• WHAT IS BEING ASKED:
Copy all of the material word for word, except for the pictures.

• Dataset items:

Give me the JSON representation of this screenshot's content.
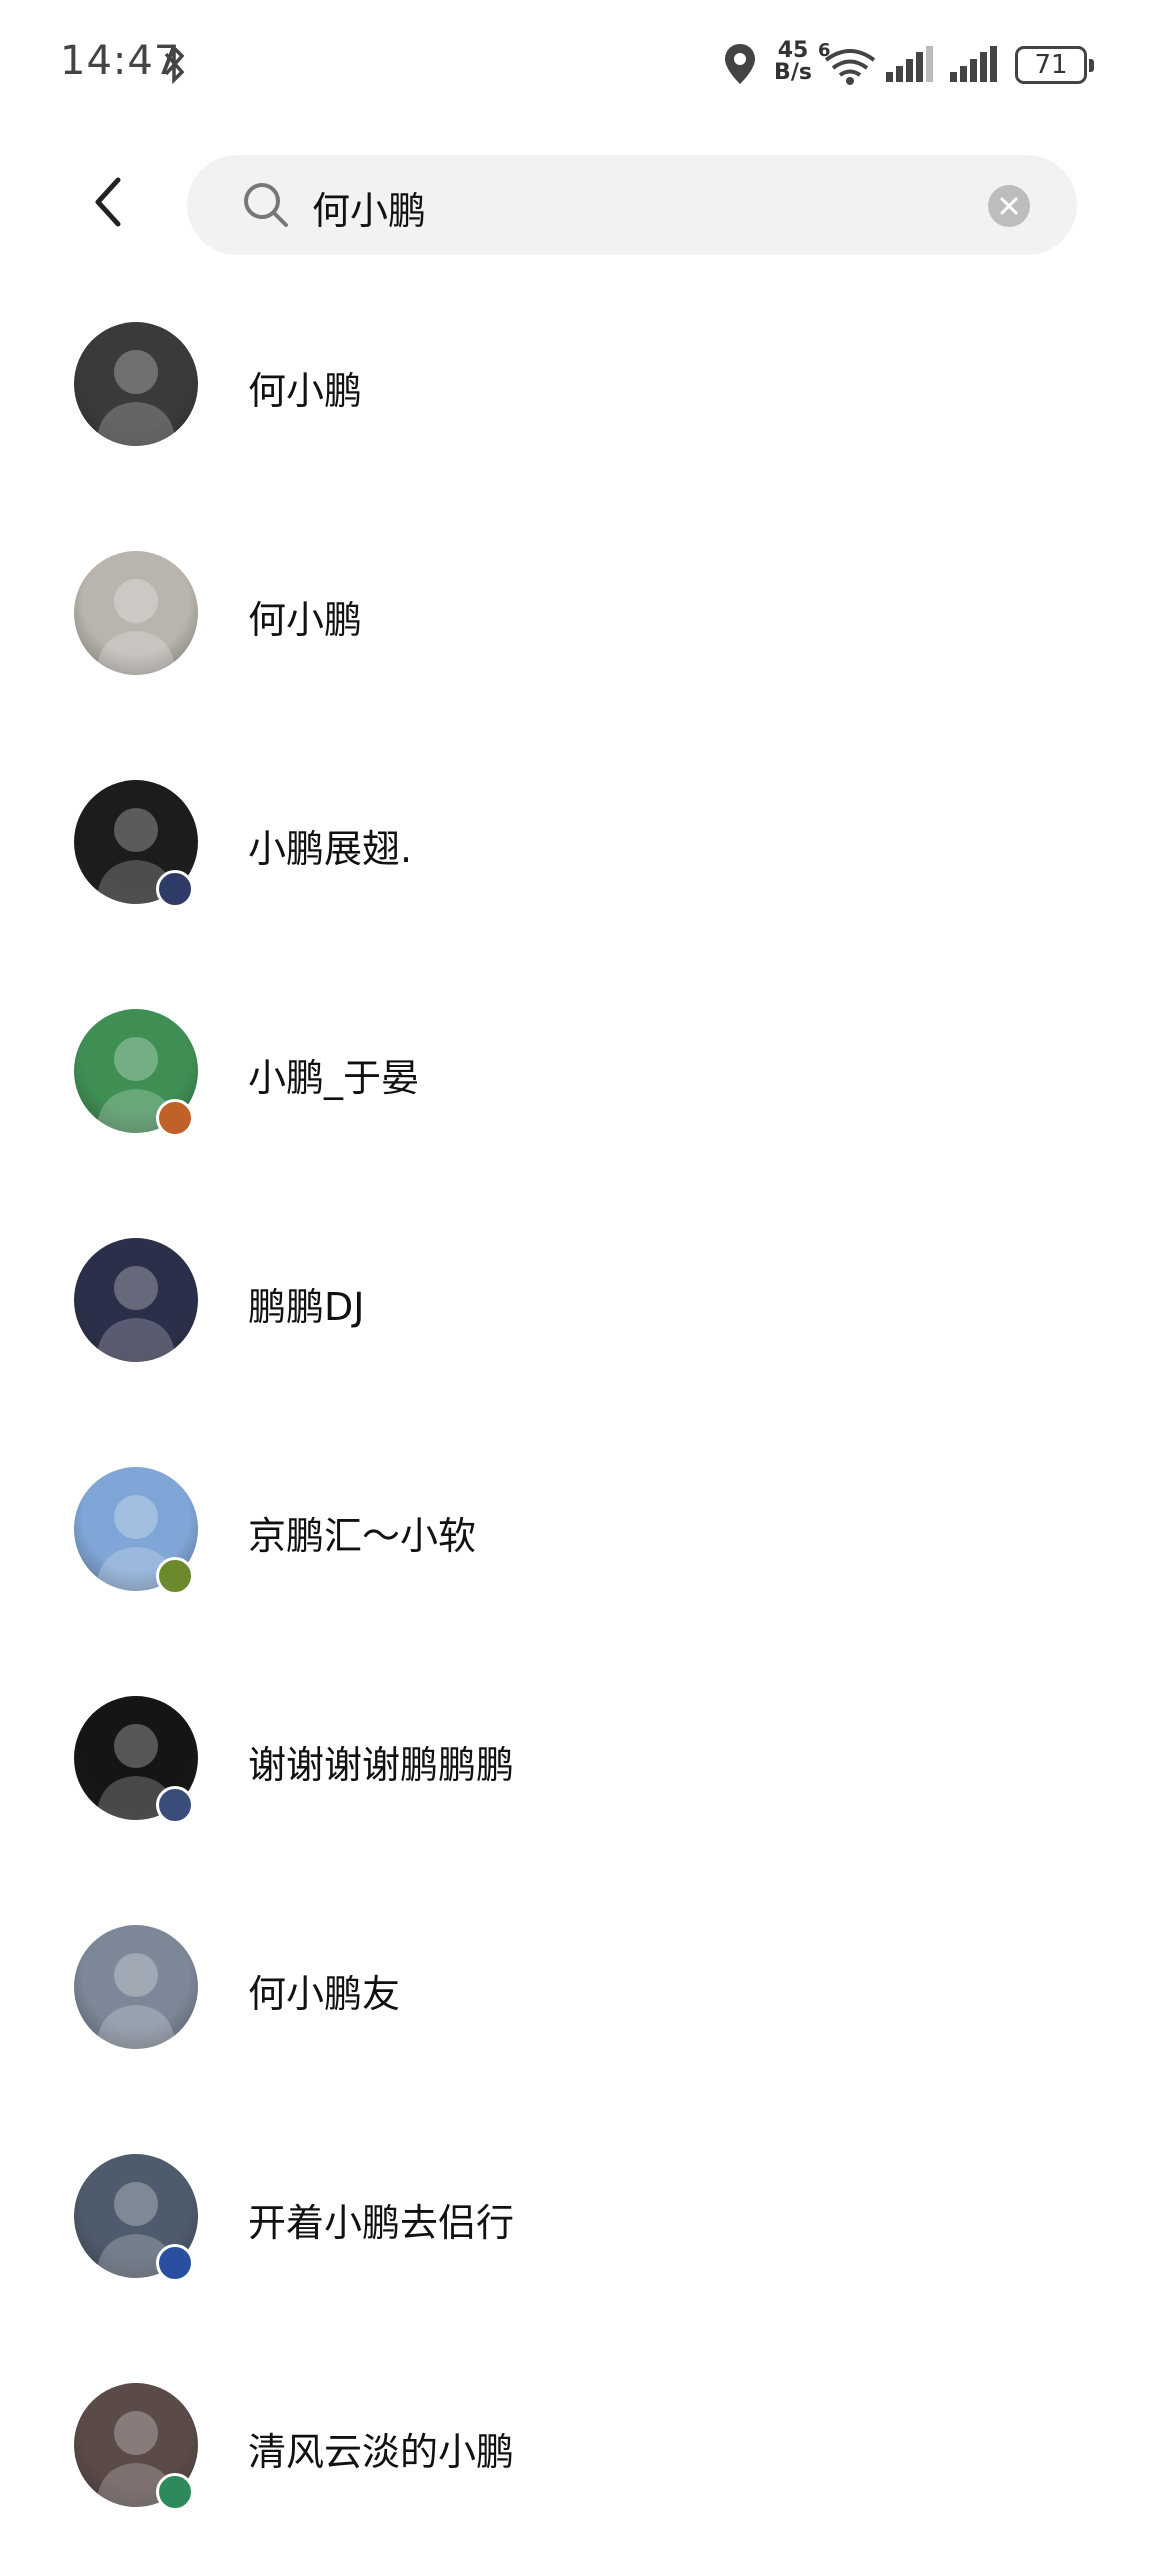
{
  "status_bar": {
    "time": "14:47",
    "net_speed_value": "45",
    "net_speed_unit": "B/s",
    "network_type": "6",
    "battery": "71"
  },
  "search": {
    "query": "何小鹏",
    "back_icon": "chevron-left-icon",
    "search_icon": "search-icon",
    "clear_icon": "clear-icon"
  },
  "results": [
    {
      "name": "何小鹏",
      "avatar_color": "#3a3a3a",
      "badge": null
    },
    {
      "name": "何小鹏",
      "avatar_color": "#b9b4ad",
      "badge": null
    },
    {
      "name": "小鹏展翅.",
      "avatar_color": "#1c1c1c",
      "badge": "#2d3b66"
    },
    {
      "name": "小鹏_于晏",
      "avatar_color": "#3f8f55",
      "badge": "#c0612a"
    },
    {
      "name": "鹏鹏DJ",
      "avatar_color": "#2b2f4a",
      "badge": null
    },
    {
      "name": "京鹏汇～小软",
      "avatar_color": "#7fa6d6",
      "badge": "#6b8a2c"
    },
    {
      "name": "谢谢谢谢鹏鹏鹏",
      "avatar_color": "#151515",
      "badge": "#3b4d7a"
    },
    {
      "name": "何小鹏友",
      "avatar_color": "#7c8798",
      "badge": null
    },
    {
      "name": "开着小鹏去侣行",
      "avatar_color": "#4e5b6c",
      "badge": "#2b4fa0"
    },
    {
      "name": "清风云淡的小鹏",
      "avatar_color": "#5a4a48",
      "badge": "#2e8a5a"
    }
  ]
}
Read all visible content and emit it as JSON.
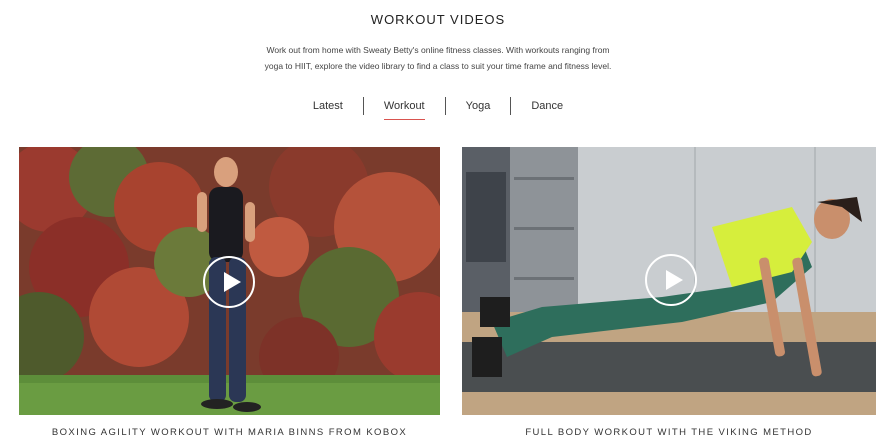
{
  "header": {
    "title": "WORKOUT VIDEOS",
    "intro_line1": "Work out from home with Sweaty Betty's online fitness classes. With workouts ranging from",
    "intro_line2": "yoga to HIIT, explore the video library to find a class to suit your time frame and fitness level."
  },
  "tabs": [
    {
      "label": "Latest",
      "active": false
    },
    {
      "label": "Workout",
      "active": true
    },
    {
      "label": "Yoga",
      "active": false
    },
    {
      "label": "Dance",
      "active": false
    }
  ],
  "videos": [
    {
      "caption": "BOXING AGILITY WORKOUT WITH MARIA BINNS FROM KOBOX",
      "icon": "play-icon"
    },
    {
      "caption": "FULL BODY WORKOUT WITH THE VIKING METHOD",
      "icon": "play-icon"
    }
  ],
  "colors": {
    "tab_underline": "#d9534f",
    "text": "#222222"
  }
}
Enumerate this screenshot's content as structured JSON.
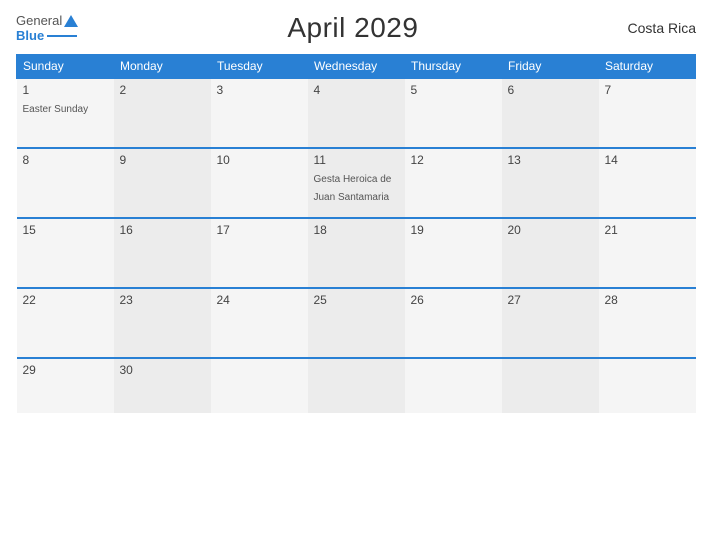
{
  "header": {
    "title": "April 2029",
    "country": "Costa Rica",
    "logo_general": "General",
    "logo_blue": "Blue"
  },
  "days_of_week": [
    "Sunday",
    "Monday",
    "Tuesday",
    "Wednesday",
    "Thursday",
    "Friday",
    "Saturday"
  ],
  "weeks": [
    [
      {
        "day": "1",
        "event": "Easter Sunday"
      },
      {
        "day": "2",
        "event": ""
      },
      {
        "day": "3",
        "event": ""
      },
      {
        "day": "4",
        "event": ""
      },
      {
        "day": "5",
        "event": ""
      },
      {
        "day": "6",
        "event": ""
      },
      {
        "day": "7",
        "event": ""
      }
    ],
    [
      {
        "day": "8",
        "event": ""
      },
      {
        "day": "9",
        "event": ""
      },
      {
        "day": "10",
        "event": ""
      },
      {
        "day": "11",
        "event": "Gesta Heroica de Juan Santamaria"
      },
      {
        "day": "12",
        "event": ""
      },
      {
        "day": "13",
        "event": ""
      },
      {
        "day": "14",
        "event": ""
      }
    ],
    [
      {
        "day": "15",
        "event": ""
      },
      {
        "day": "16",
        "event": ""
      },
      {
        "day": "17",
        "event": ""
      },
      {
        "day": "18",
        "event": ""
      },
      {
        "day": "19",
        "event": ""
      },
      {
        "day": "20",
        "event": ""
      },
      {
        "day": "21",
        "event": ""
      }
    ],
    [
      {
        "day": "22",
        "event": ""
      },
      {
        "day": "23",
        "event": ""
      },
      {
        "day": "24",
        "event": ""
      },
      {
        "day": "25",
        "event": ""
      },
      {
        "day": "26",
        "event": ""
      },
      {
        "day": "27",
        "event": ""
      },
      {
        "day": "28",
        "event": ""
      }
    ],
    [
      {
        "day": "29",
        "event": ""
      },
      {
        "day": "30",
        "event": ""
      },
      {
        "day": "",
        "event": ""
      },
      {
        "day": "",
        "event": ""
      },
      {
        "day": "",
        "event": ""
      },
      {
        "day": "",
        "event": ""
      },
      {
        "day": "",
        "event": ""
      }
    ]
  ],
  "colors": {
    "header_bg": "#2980d4",
    "accent": "#2980d4"
  }
}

• WRITTEN RESPONSE:
Give me the JSON representation of this screenshot's content.
{
  "status_bar": {
    "time": "14:47",
    "net_speed_value": "45",
    "net_speed_unit": "B/s",
    "network_type": "6",
    "battery": "71"
  },
  "search": {
    "query": "何小鹏",
    "back_icon": "chevron-left-icon",
    "search_icon": "search-icon",
    "clear_icon": "clear-icon"
  },
  "results": [
    {
      "name": "何小鹏",
      "avatar_color": "#3a3a3a",
      "badge": null
    },
    {
      "name": "何小鹏",
      "avatar_color": "#b9b4ad",
      "badge": null
    },
    {
      "name": "小鹏展翅.",
      "avatar_color": "#1c1c1c",
      "badge": "#2d3b66"
    },
    {
      "name": "小鹏_于晏",
      "avatar_color": "#3f8f55",
      "badge": "#c0612a"
    },
    {
      "name": "鹏鹏DJ",
      "avatar_color": "#2b2f4a",
      "badge": null
    },
    {
      "name": "京鹏汇～小软",
      "avatar_color": "#7fa6d6",
      "badge": "#6b8a2c"
    },
    {
      "name": "谢谢谢谢鹏鹏鹏",
      "avatar_color": "#151515",
      "badge": "#3b4d7a"
    },
    {
      "name": "何小鹏友",
      "avatar_color": "#7c8798",
      "badge": null
    },
    {
      "name": "开着小鹏去侣行",
      "avatar_color": "#4e5b6c",
      "badge": "#2b4fa0"
    },
    {
      "name": "清风云淡的小鹏",
      "avatar_color": "#5a4a48",
      "badge": "#2e8a5a"
    }
  ]
}
Read all visible content and emit it as JSON.
{
  "header": {
    "title": "WORKOUT VIDEOS",
    "intro_line1": "Work out from home with Sweaty Betty's online fitness classes. With workouts ranging from",
    "intro_line2": "yoga to HIIT, explore the video library to find a class to suit your time frame and fitness level."
  },
  "tabs": [
    {
      "label": "Latest",
      "active": false
    },
    {
      "label": "Workout",
      "active": true
    },
    {
      "label": "Yoga",
      "active": false
    },
    {
      "label": "Dance",
      "active": false
    }
  ],
  "videos": [
    {
      "caption": "BOXING AGILITY WORKOUT WITH MARIA BINNS FROM KOBOX",
      "icon": "play-icon"
    },
    {
      "caption": "FULL BODY WORKOUT WITH THE VIKING METHOD",
      "icon": "play-icon"
    }
  ],
  "colors": {
    "tab_underline": "#d9534f",
    "text": "#222222"
  }
}
Enumerate this screenshot's content as structured JSON.
{
  "header": {
    "title": "April 2029",
    "country": "Costa Rica",
    "logo_general": "General",
    "logo_blue": "Blue"
  },
  "days_of_week": [
    "Sunday",
    "Monday",
    "Tuesday",
    "Wednesday",
    "Thursday",
    "Friday",
    "Saturday"
  ],
  "weeks": [
    [
      {
        "day": "1",
        "event": "Easter Sunday"
      },
      {
        "day": "2",
        "event": ""
      },
      {
        "day": "3",
        "event": ""
      },
      {
        "day": "4",
        "event": ""
      },
      {
        "day": "5",
        "event": ""
      },
      {
        "day": "6",
        "event": ""
      },
      {
        "day": "7",
        "event": ""
      }
    ],
    [
      {
        "day": "8",
        "event": ""
      },
      {
        "day": "9",
        "event": ""
      },
      {
        "day": "10",
        "event": ""
      },
      {
        "day": "11",
        "event": "Gesta Heroica de Juan Santamaria"
      },
      {
        "day": "12",
        "event": ""
      },
      {
        "day": "13",
        "event": ""
      },
      {
        "day": "14",
        "event": ""
      }
    ],
    [
      {
        "day": "15",
        "event": ""
      },
      {
        "day": "16",
        "event": ""
      },
      {
        "day": "17",
        "event": ""
      },
      {
        "day": "18",
        "event": ""
      },
      {
        "day": "19",
        "event": ""
      },
      {
        "day": "20",
        "event": ""
      },
      {
        "day": "21",
        "event": ""
      }
    ],
    [
      {
        "day": "22",
        "event": ""
      },
      {
        "day": "23",
        "event": ""
      },
      {
        "day": "24",
        "event": ""
      },
      {
        "day": "25",
        "event": ""
      },
      {
        "day": "26",
        "event": ""
      },
      {
        "day": "27",
        "event": ""
      },
      {
        "day": "28",
        "event": ""
      }
    ],
    [
      {
        "day": "29",
        "event": ""
      },
      {
        "day": "30",
        "event": ""
      },
      {
        "day": "",
        "event": ""
      },
      {
        "day": "",
        "event": ""
      },
      {
        "day": "",
        "event": ""
      },
      {
        "day": "",
        "event": ""
      },
      {
        "day": "",
        "event": ""
      }
    ]
  ],
  "colors": {
    "header_bg": "#2980d4",
    "accent": "#2980d4"
  }
}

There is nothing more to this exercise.